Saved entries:
## Begin
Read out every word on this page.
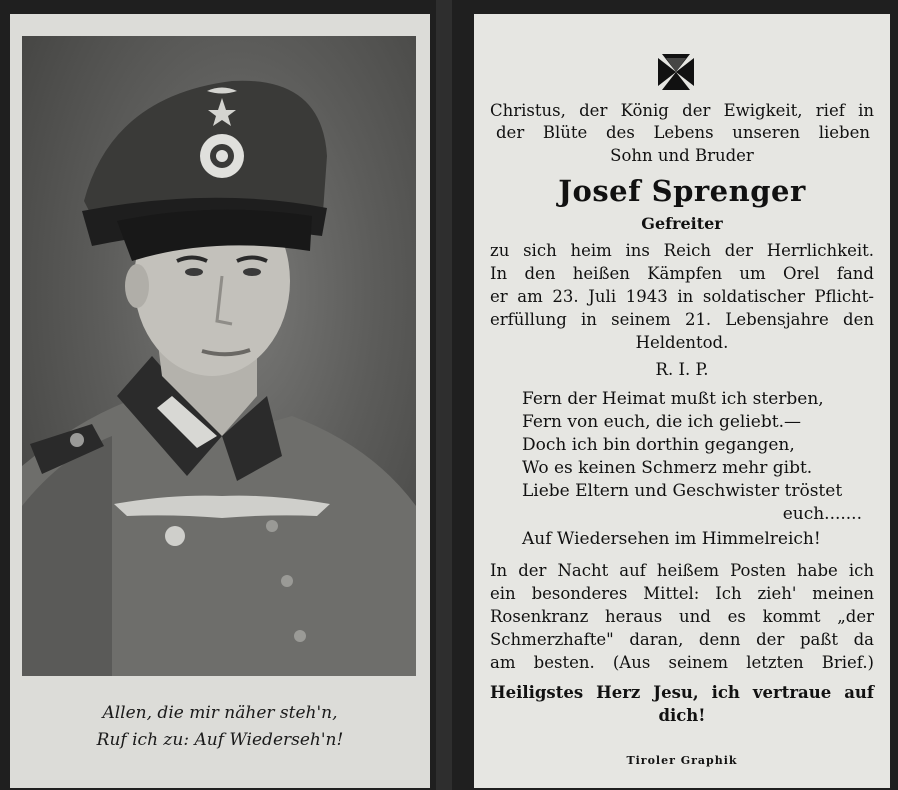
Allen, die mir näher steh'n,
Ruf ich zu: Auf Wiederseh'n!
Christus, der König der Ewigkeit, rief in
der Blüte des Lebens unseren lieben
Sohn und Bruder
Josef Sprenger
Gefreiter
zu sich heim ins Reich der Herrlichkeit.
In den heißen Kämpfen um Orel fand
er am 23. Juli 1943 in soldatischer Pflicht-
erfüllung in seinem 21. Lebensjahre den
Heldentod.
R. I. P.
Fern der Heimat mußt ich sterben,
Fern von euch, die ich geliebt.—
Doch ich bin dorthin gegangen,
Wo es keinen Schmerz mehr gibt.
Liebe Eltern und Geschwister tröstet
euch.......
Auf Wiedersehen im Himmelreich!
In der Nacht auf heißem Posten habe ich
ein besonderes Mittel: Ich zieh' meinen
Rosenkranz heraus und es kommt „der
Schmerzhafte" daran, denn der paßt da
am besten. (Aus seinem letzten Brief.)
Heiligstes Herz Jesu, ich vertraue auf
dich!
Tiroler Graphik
## End
Direction
Omit the pictures, then quote the rest of the material above exactly.

Exercise result
Read out every word on this page.
Allen, die mir näher steh'n,
Ruf ich zu: Auf Wiederseh'n!
Christus, der König der Ewigkeit, rief in
der Blüte des Lebens unseren lieben
Sohn und Bruder
Josef Sprenger
Gefreiter
zu sich heim ins Reich der Herrlichkeit.
In den heißen Kämpfen um Orel fand
er am 23. Juli 1943 in soldatischer Pflicht-
erfüllung in seinem 21. Lebensjahre den
Heldentod.
R. I. P.
Fern der Heimat mußt ich sterben,
Fern von euch, die ich geliebt.—
Doch ich bin dorthin gegangen,
Wo es keinen Schmerz mehr gibt.
Liebe Eltern und Geschwister tröstet
euch.......
Auf Wiedersehen im Himmelreich!
In der Nacht auf heißem Posten habe ich
ein besonderes Mittel: Ich zieh' meinen
Rosenkranz heraus und es kommt „der
Schmerzhafte" daran, denn der paßt da
am besten. (Aus seinem letzten Brief.)
Heiligstes Herz Jesu, ich vertraue auf
dich!
Tiroler Graphik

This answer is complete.